_PROBLEM REQUIREMENTS_: Extract the complete listing and output it unchanged.
>> Start INPUT DATA
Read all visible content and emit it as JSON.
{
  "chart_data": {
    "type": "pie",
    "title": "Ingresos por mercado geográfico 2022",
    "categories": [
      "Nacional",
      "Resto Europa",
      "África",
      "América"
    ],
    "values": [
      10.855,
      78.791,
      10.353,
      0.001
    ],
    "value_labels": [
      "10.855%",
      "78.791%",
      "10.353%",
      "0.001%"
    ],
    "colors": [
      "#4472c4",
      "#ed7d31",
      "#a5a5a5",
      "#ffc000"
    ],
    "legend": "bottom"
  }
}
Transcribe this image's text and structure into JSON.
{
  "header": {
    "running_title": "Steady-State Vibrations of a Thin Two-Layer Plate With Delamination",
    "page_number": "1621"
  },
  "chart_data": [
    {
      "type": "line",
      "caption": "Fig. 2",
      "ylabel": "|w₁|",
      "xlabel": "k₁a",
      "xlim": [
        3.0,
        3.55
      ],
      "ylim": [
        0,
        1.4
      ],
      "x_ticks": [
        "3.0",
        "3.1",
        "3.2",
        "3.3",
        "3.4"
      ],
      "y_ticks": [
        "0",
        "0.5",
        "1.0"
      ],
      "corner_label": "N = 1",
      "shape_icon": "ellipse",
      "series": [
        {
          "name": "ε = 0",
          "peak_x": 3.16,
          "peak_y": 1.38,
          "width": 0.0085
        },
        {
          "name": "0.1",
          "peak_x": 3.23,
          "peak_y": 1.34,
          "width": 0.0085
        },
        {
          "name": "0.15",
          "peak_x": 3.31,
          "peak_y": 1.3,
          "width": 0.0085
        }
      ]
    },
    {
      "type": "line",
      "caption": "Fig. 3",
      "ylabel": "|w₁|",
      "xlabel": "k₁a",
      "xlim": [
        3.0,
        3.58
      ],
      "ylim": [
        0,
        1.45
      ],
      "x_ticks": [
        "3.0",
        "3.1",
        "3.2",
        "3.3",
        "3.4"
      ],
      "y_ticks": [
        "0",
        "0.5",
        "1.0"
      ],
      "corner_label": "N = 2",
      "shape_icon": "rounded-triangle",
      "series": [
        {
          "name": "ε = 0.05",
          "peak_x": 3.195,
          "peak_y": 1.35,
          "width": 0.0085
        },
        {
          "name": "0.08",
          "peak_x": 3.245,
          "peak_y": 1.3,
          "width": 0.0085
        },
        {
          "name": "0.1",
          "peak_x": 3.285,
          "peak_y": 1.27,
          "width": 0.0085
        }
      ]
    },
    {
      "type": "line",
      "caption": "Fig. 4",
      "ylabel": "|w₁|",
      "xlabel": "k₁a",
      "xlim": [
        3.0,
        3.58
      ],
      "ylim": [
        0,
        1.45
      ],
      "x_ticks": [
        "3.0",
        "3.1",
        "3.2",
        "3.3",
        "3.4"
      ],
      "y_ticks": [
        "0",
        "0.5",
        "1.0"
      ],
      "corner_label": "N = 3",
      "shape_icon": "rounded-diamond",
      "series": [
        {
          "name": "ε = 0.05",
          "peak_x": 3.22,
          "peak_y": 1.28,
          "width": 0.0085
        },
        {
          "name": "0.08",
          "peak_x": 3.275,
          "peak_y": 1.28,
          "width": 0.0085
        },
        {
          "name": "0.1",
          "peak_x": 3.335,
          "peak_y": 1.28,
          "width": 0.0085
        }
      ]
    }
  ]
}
>> End INPUT DATA
_EXERCISE ANSWER_:
Read all visible content and emit it as JSON.
{
  "chart_data": {
    "type": "pie",
    "title": "Ingresos por mercado geográfico 2022",
    "categories": [
      "Nacional",
      "Resto Europa",
      "África",
      "América"
    ],
    "values": [
      10.855,
      78.791,
      10.353,
      0.001
    ],
    "value_labels": [
      "10.855%",
      "78.791%",
      "10.353%",
      "0.001%"
    ],
    "colors": [
      "#4472c4",
      "#ed7d31",
      "#a5a5a5",
      "#ffc000"
    ],
    "legend": "bottom"
  }
}
Transcribe this image's text and structure into JSON.
{
  "header": {
    "running_title": "Steady-State Vibrations of a Thin Two-Layer Plate With Delamination",
    "page_number": "1621"
  },
  "chart_data": [
    {
      "type": "line",
      "caption": "Fig. 2",
      "ylabel": "|w₁|",
      "xlabel": "k₁a",
      "xlim": [
        3.0,
        3.55
      ],
      "ylim": [
        0,
        1.4
      ],
      "x_ticks": [
        "3.0",
        "3.1",
        "3.2",
        "3.3",
        "3.4"
      ],
      "y_ticks": [
        "0",
        "0.5",
        "1.0"
      ],
      "corner_label": "N = 1",
      "shape_icon": "ellipse",
      "series": [
        {
          "name": "ε = 0",
          "peak_x": 3.16,
          "peak_y": 1.38,
          "width": 0.0085
        },
        {
          "name": "0.1",
          "peak_x": 3.23,
          "peak_y": 1.34,
          "width": 0.0085
        },
        {
          "name": "0.15",
          "peak_x": 3.31,
          "peak_y": 1.3,
          "width": 0.0085
        }
      ]
    },
    {
      "type": "line",
      "caption": "Fig. 3",
      "ylabel": "|w₁|",
      "xlabel": "k₁a",
      "xlim": [
        3.0,
        3.58
      ],
      "ylim": [
        0,
        1.45
      ],
      "x_ticks": [
        "3.0",
        "3.1",
        "3.2",
        "3.3",
        "3.4"
      ],
      "y_ticks": [
        "0",
        "0.5",
        "1.0"
      ],
      "corner_label": "N = 2",
      "shape_icon": "rounded-triangle",
      "series": [
        {
          "name": "ε = 0.05",
          "peak_x": 3.195,
          "peak_y": 1.35,
          "width": 0.0085
        },
        {
          "name": "0.08",
          "peak_x": 3.245,
          "peak_y": 1.3,
          "width": 0.0085
        },
        {
          "name": "0.1",
          "peak_x": 3.285,
          "peak_y": 1.27,
          "width": 0.0085
        }
      ]
    },
    {
      "type": "line",
      "caption": "Fig. 4",
      "ylabel": "|w₁|",
      "xlabel": "k₁a",
      "xlim": [
        3.0,
        3.58
      ],
      "ylim": [
        0,
        1.45
      ],
      "x_ticks": [
        "3.0",
        "3.1",
        "3.2",
        "3.3",
        "3.4"
      ],
      "y_ticks": [
        "0",
        "0.5",
        "1.0"
      ],
      "corner_label": "N = 3",
      "shape_icon": "rounded-diamond",
      "series": [
        {
          "name": "ε = 0.05",
          "peak_x": 3.22,
          "peak_y": 1.28,
          "width": 0.0085
        },
        {
          "name": "0.08",
          "peak_x": 3.275,
          "peak_y": 1.28,
          "width": 0.0085
        },
        {
          "name": "0.1",
          "peak_x": 3.335,
          "peak_y": 1.28,
          "width": 0.0085
        }
      ]
    }
  ]
}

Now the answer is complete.